• **WHAT IS NEEDED**: Quote the records in full and leave their pictures out.

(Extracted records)
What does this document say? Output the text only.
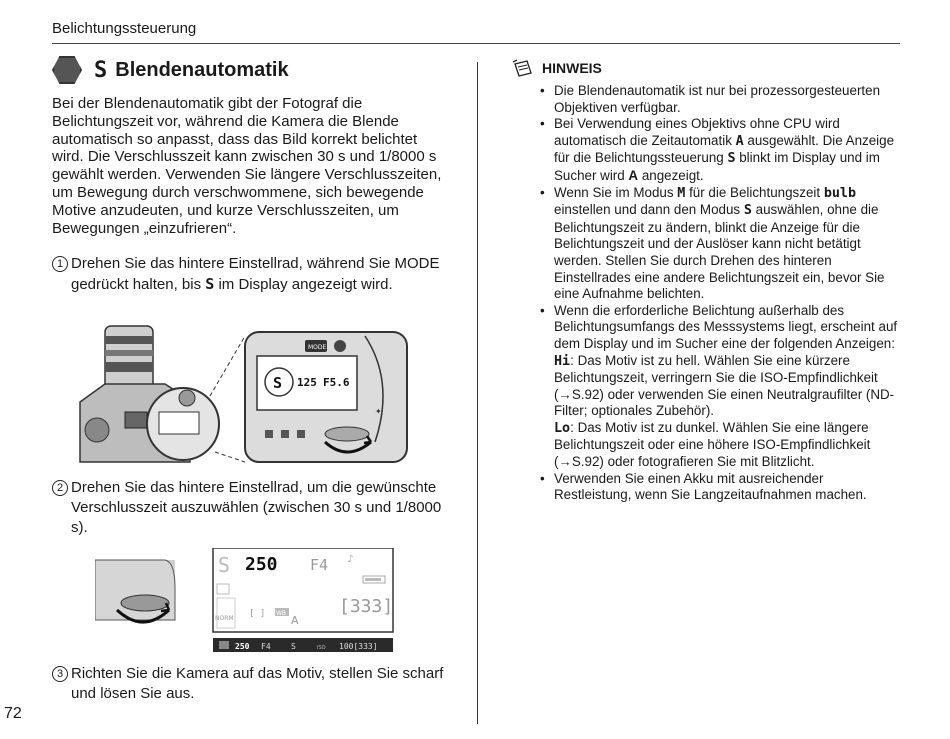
Belichtungssteuerung
72
S Blendenautomatik

Bei der Blendenautomatik gibt der Fotograf die Belichtungszeit vor, während die Kamera die Blende automatisch so anpasst, dass das Bild korrekt belichtet wird. Die Verschlusszeit kann zwischen 30 s und 1/8000 s gewählt werden. Verwenden Sie längere Verschlusszeiten, um Bewegung durch verschwommene, sich bewegende Motive anzudeuten, und kurze Verschlusszeiten, um Bewegungen „einzufrieren“.

1 Drehen Sie das hintere Einstellrad, während Sie MODE gedrückt halten, bis S im Display angezeigt wird.
S 125 F5.6
MODE
✦
2 Drehen Sie das hintere Einstellrad, um die gewünschte Verschlusszeit auszuwählen (zwischen 30 s und 1/8000 s).
S 250 F4 ♪
NORM [ ] WB
A
[333]
250 F4	S	ISO 100[333]
3 Richten Sie die Kamera auf das Motiv, stellen Sie scharf und lösen Sie aus.
HINWEIS
• Die Blendenautomatik ist nur bei prozessorgesteuerten Objektiven verfügbar.
• Bei Verwendung eines Objektivs ohne CPU wird automatisch die Zeitautomatik A ausgewählt. Die Anzeige für die Belichtungssteuerung S blinkt im Display und im Sucher wird A angezeigt.
• Wenn Sie im Modus M für die Belichtungszeit bulb einstellen und dann den Modus S auswählen, ohne die Belichtungszeit zu ändern, blinkt die Anzeige für die Belichtungszeit und der Auslöser kann nicht betätigt werden. Stellen Sie durch Drehen des hinteren Einstellrades eine andere Belichtungszeit ein, bevor Sie eine Aufnahme belichten.
• Wenn die erforderliche Belichtung außerhalb des Belichtungsumfangs des Messsystems liegt, erscheint auf dem Display und im Sucher eine der folgenden Anzeigen:
Hi: Das Motiv ist zu hell. Wählen Sie eine kürzere Belichtungszeit, verringern Sie die ISO-Empfindlichkeit (→S.92) oder verwenden Sie einen Neutralgraufilter (ND-Filter; optionales Zubehör).
Lo: Das Motiv ist zu dunkel. Wählen Sie eine längere Belichtungszeit oder eine höhere ISO-Empfindlichkeit (→S.92) oder fotografieren Sie mit Blitzlicht.
• Verwenden Sie einen Akku mit ausreichender Restleistung, wenn Sie Langzeitaufnahmen machen.
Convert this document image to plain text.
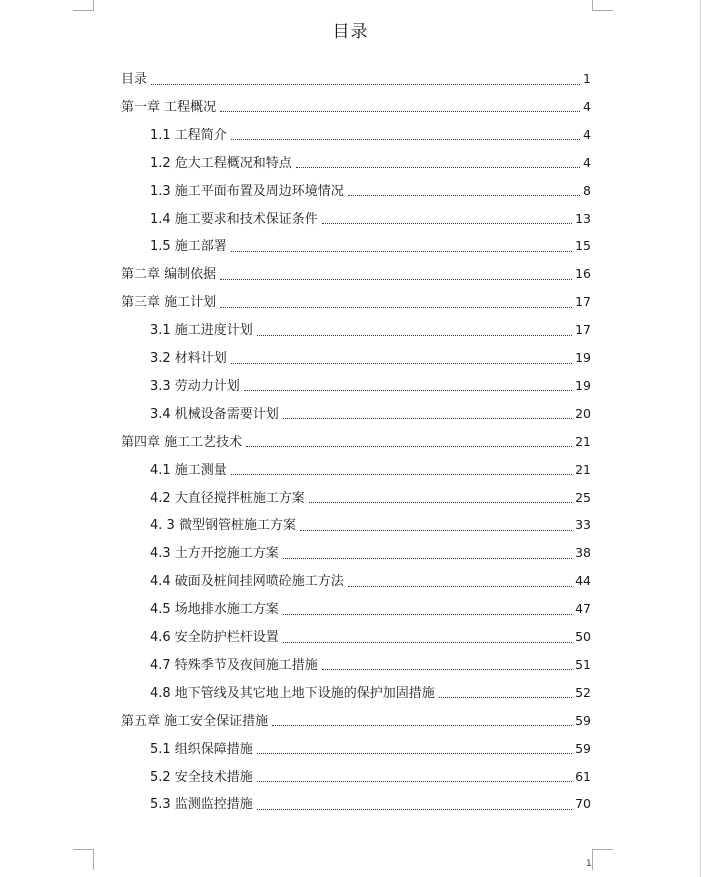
目录
目录	1
第一章 工程概况	4
1.1 工程简介	4
1.2 危大工程概况和特点	4
1.3 施工平面布置及周边环境情况	8
1.4 施工要求和技术保证条件	13
1.5 施工部署	15
第二章 编制依据	16
第三章 施工计划	17
3.1 施工进度计划	17
3.2 材料计划	19
3.3 劳动力计划	19
3.4 机械设备需要计划	20
第四章 施工工艺技术	21
4.1 施工测量	21
4.2 大直径搅拌桩施工方案	25
4. 3 微型钢管桩施工方案	33
4.3 土方开挖施工方案	38
4.4 破面及桩间挂网喷砼施工方法	44
4.5 场地排水施工方案	47
4.6 安全防护栏杆设置	50
4.7 特殊季节及夜间施工措施	51
4.8 地下管线及其它地上地下设施的保护加固措施	52
第五章 施工安全保证措施	59
5.1 组织保障措施	59
5.2 安全技术措施	61
5.3 监测监控措施	70
1
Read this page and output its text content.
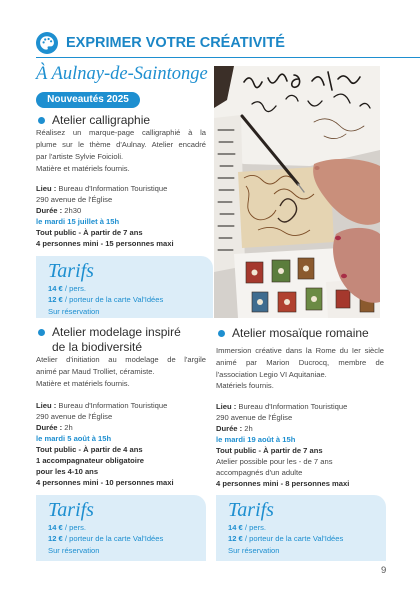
EXPRIMER VOTRE CRÉATIVITÉ
À Aulnay-de-Saintonge
Nouveautés 2025
Atelier calligraphie
Réalisez un marque-page calligraphié à la
plume sur le thème d'Aulnay. Atelier encadré
par l'artiste Sylvie Foicioli.
Matière et matériels fournis.
Lieu : Bureau d'Information Touristique
290 avenue de l'Église
Durée : 2h30
le mardi 15 juillet à 15h
Tout public - À partir de 7 ans
4 personnes mini - 15 personnes maxi
Tarifs
14 € / pers.
12 € / porteur de la carte Val'Idées
Sur réservation
Atelier modelage inspiré
de la biodiversité
Atelier d'initiation au modelage de l'argile
animé par Maud Trolliet, céramiste.
Matière et matériels fournis.
Lieu : Bureau d'Information Touristique
290 avenue de l'Église
Durée : 2h
le mardi 5 août à 15h
Tout public - À partir de 4 ans
1 accompagnateur obligatoire
pour les 4-10 ans
4 personnes mini - 10 personnes maxi
Tarifs
14 € / pers.
12 € / porteur de la carte Val'Idées
Sur réservation
Atelier mosaïque romaine
Immersion créative dans la Rome du Ier siècle
animé par Marion Ducrocq, membre de
l'association Legio VI Aquitaniae.
Matériels fournis.
Lieu : Bureau d'Information Touristique
290 avenue de l'Église
Durée : 2h
le mardi 19 août à 15h
Tout public - À partir de 7 ans
Atelier possible pour les - de 7 ans
accompagnés d'un adulte
4 personnes mini - 8 personnes maxi
Tarifs
14 € / pers.
12 € / porteur de la carte Val'Idées
Sur réservation
9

• **WORKED ANSWER**:
What does this document say? Output the text only.
Belichtungssteuerung
72
S Blendenautomatik

Bei der Blendenautomatik gibt der Fotograf die Belichtungszeit vor, während die Kamera die Blende automatisch so anpasst, dass das Bild korrekt belichtet wird. Die Verschlusszeit kann zwischen 30 s und 1/8000 s gewählt werden. Verwenden Sie längere Verschlusszeiten, um Bewegung durch verschwommene, sich bewegende Motive anzudeuten, und kurze Verschlusszeiten, um Bewegungen „einzufrieren“.

1 Drehen Sie das hintere Einstellrad, während Sie MODE gedrückt halten, bis S im Display angezeigt wird.
S 125 F5.6
MODE
✦
2 Drehen Sie das hintere Einstellrad, um die gewünschte Verschlusszeit auszuwählen (zwischen 30 s und 1/8000 s).
S 250 F4 ♪
NORM [ ] WB
A
[333]
250 F4	S	ISO 100[333]
3 Richten Sie die Kamera auf das Motiv, stellen Sie scharf und lösen Sie aus.
HINWEIS
• Die Blendenautomatik ist nur bei prozessorgesteuerten Objektiven verfügbar.
• Bei Verwendung eines Objektivs ohne CPU wird automatisch die Zeitautomatik A ausgewählt. Die Anzeige für die Belichtungssteuerung S blinkt im Display und im Sucher wird A angezeigt.
• Wenn Sie im Modus M für die Belichtungszeit bulb einstellen und dann den Modus S auswählen, ohne die Belichtungszeit zu ändern, blinkt die Anzeige für die Belichtungszeit und der Auslöser kann nicht betätigt werden. Stellen Sie durch Drehen des hinteren Einstellrades eine andere Belichtungszeit ein, bevor Sie eine Aufnahme belichten.
• Wenn die erforderliche Belichtung außerhalb des Belichtungsumfangs des Messsystems liegt, erscheint auf dem Display und im Sucher eine der folgenden Anzeigen:
Hi: Das Motiv ist zu hell. Wählen Sie eine kürzere Belichtungszeit, verringern Sie die ISO-Empfindlichkeit (→S.92) oder verwenden Sie einen Neutralgraufilter (ND-Filter; optionales Zubehör).
Lo: Das Motiv ist zu dunkel. Wählen Sie eine längere Belichtungszeit oder eine höhere ISO-Empfindlichkeit (→S.92) oder fotografieren Sie mit Blitzlicht.
• Verwenden Sie einen Akku mit ausreichender Restleistung, wenn Sie Langzeitaufnahmen machen.
Convert this document image to plain text.
目录
目录	1
第一章 工程概况	4
1.1 工程简介	4
1.2 危大工程概况和特点	4
1.3 施工平面布置及周边环境情况	8
1.4 施工要求和技术保证条件	13
1.5 施工部署	15
第二章 编制依据	16
第三章 施工计划	17
3.1 施工进度计划	17
3.2 材料计划	19
3.3 劳动力计划	19
3.4 机械设备需要计划	20
第四章 施工工艺技术	21
4.1 施工测量	21
4.2 大直径搅拌桩施工方案	25
4. 3 微型钢管桩施工方案	33
4.3 土方开挖施工方案	38
4.4 破面及桩间挂网喷砼施工方法	44
4.5 场地排水施工方案	47
4.6 安全防护栏杆设置	50
4.7 特殊季节及夜间施工措施	51
4.8 地下管线及其它地上地下设施的保护加固措施	52
第五章 施工安全保证措施	59
5.1 组织保障措施	59
5.2 安全技术措施	61
5.3 监测监控措施	70
1
Read this page and output its text content.
EXPRIMER VOTRE CRÉATIVITÉ
À Aulnay-de-Saintonge
Nouveautés 2025
Atelier calligraphie
Réalisez un marque-page calligraphié à la
plume sur le thème d'Aulnay. Atelier encadré
par l'artiste Sylvie Foicioli.
Matière et matériels fournis.
Lieu : Bureau d'Information Touristique
290 avenue de l'Église
Durée : 2h30
le mardi 15 juillet à 15h
Tout public - À partir de 7 ans
4 personnes mini - 15 personnes maxi
Tarifs
14 € / pers.
12 € / porteur de la carte Val'Idées
Sur réservation
Atelier modelage inspiré
de la biodiversité
Atelier d'initiation au modelage de l'argile
animé par Maud Trolliet, céramiste.
Matière et matériels fournis.
Lieu : Bureau d'Information Touristique
290 avenue de l'Église
Durée : 2h
le mardi 5 août à 15h
Tout public - À partir de 4 ans
1 accompagnateur obligatoire
pour les 4-10 ans
4 personnes mini - 10 personnes maxi
Tarifs
14 € / pers.
12 € / porteur de la carte Val'Idées
Sur réservation
Atelier mosaïque romaine
Immersion créative dans la Rome du Ier siècle
animé par Marion Ducrocq, membre de
l'association Legio VI Aquitaniae.
Matériels fournis.
Lieu : Bureau d'Information Touristique
290 avenue de l'Église
Durée : 2h
le mardi 19 août à 15h
Tout public - À partir de 7 ans
Atelier possible pour les - de 7 ans
accompagnés d'un adulte
4 personnes mini - 8 personnes maxi
Tarifs
14 € / pers.
12 € / porteur de la carte Val'Idées
Sur réservation
9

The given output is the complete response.